§ TASKS TO CARRY OUT
1) Write out the interview excerpt on libraries and Congress between "Right. And I, you" and "nominated finally, that.", inclusive.
2) Decide whether each statement below agrees with the interview excerpt on libraries and Congress. Answer yes or no, and quote the deciding words.
(a) The speaker spoke directly with the Congressman.
(b) The speaker wrote to their Congressman about getting Carla Hayden confirmed.
(c) The Librarian of Congress must hold an MLIS.

§ DOCUMENT EXCERPT
--------------------------------
And I think people dismiss too easily that face-to-face and that, that conversation that you have because I know there have been things that I’ve written to my local Congressperson about, and they actually do respond back and that’s just an e-mail to them. So, I mean they, if people actually talked to them then they will give you some kind of response. I mean I didn’t actually talk to the Congressman themselves, but somebody from their office would write me back and say oh we’d like to hear more about, what do you hear about this issue or whatever, so. A lot of them, I mean that, make, it is important to actually to just engage with them.

Right. And I, you know, they, a lot of what they deal with are complaints. I, obviously, as we all do. But I think that this is where we have, there’s so many heartening and really compelling stories about how libraries are affecting people’s lives. And that’s where the local library people, local trustees, friends, can do such a good job by really helping people who have access to, or can make resources available. Understand how good the work is that those resources do.

Well I know one of the things that I had written to my Congressman about was about getting Carla Hayden confirmed. And I wonder if, did that make, I assume the atmosphere in at ALA was very good when she was nominated finally, that.

We were absolutely delighted, yes.

Former ALA President and just obviously a friend of librarians and a librarian herself. I know, one thing that I know that a lot of people said was oh she’s an actual librarian but I feel like that’s a little, that’s skewing a little bit because you don’t necessarily need the MLIS to be Librarian of Congress but you need to, need to understand librarians and I, I’m not going to bad-talk the previous Librarian of Congress but I know that Carla… Dr Hayden, I shouldn’t be that informal with her… Dr Hayden will do a great job of that. I mean she understands librarianship, so.
--------------------------------
§ RAW DATA
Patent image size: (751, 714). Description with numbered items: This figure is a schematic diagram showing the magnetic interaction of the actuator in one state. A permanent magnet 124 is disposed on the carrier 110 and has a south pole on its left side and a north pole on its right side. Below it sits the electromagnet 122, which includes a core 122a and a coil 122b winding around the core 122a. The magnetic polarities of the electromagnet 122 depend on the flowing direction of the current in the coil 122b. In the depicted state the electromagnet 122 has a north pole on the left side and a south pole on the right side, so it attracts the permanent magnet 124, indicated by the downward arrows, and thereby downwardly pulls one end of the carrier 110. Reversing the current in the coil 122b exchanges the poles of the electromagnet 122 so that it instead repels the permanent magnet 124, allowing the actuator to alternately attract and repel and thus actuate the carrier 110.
--------------------------------
§ EXERCISE RESPONSES
1)
Right. And I, you know, they, a lot of what they deal with are complaints. I, obviously, as we all do. But I think that this is where we have, there’s so many heartening and really compelling stories about how libraries are affecting people’s lives. And that’s where the local library people, local trustees, friends, can do such a good job by really helping people who have access to, or can make resources available. Understand how good the work is that those resources do.

Well I know one of the things that I had written to my Congressman about was about getting Carla Hayden confirmed. And I wonder if, did that make, I assume the atmosphere in at ALA was very good when she was nominated finally, that.

2)
(a) No: "I didn’t actually talk to the Congressman themselves, but somebody from their office would write me back"
(b) Yes: "one of the things that I had written to my Congressman about was about getting Carla Hayden confirmed"
(c) No: "you don’t necessarily need the MLIS to be Librarian of Congress"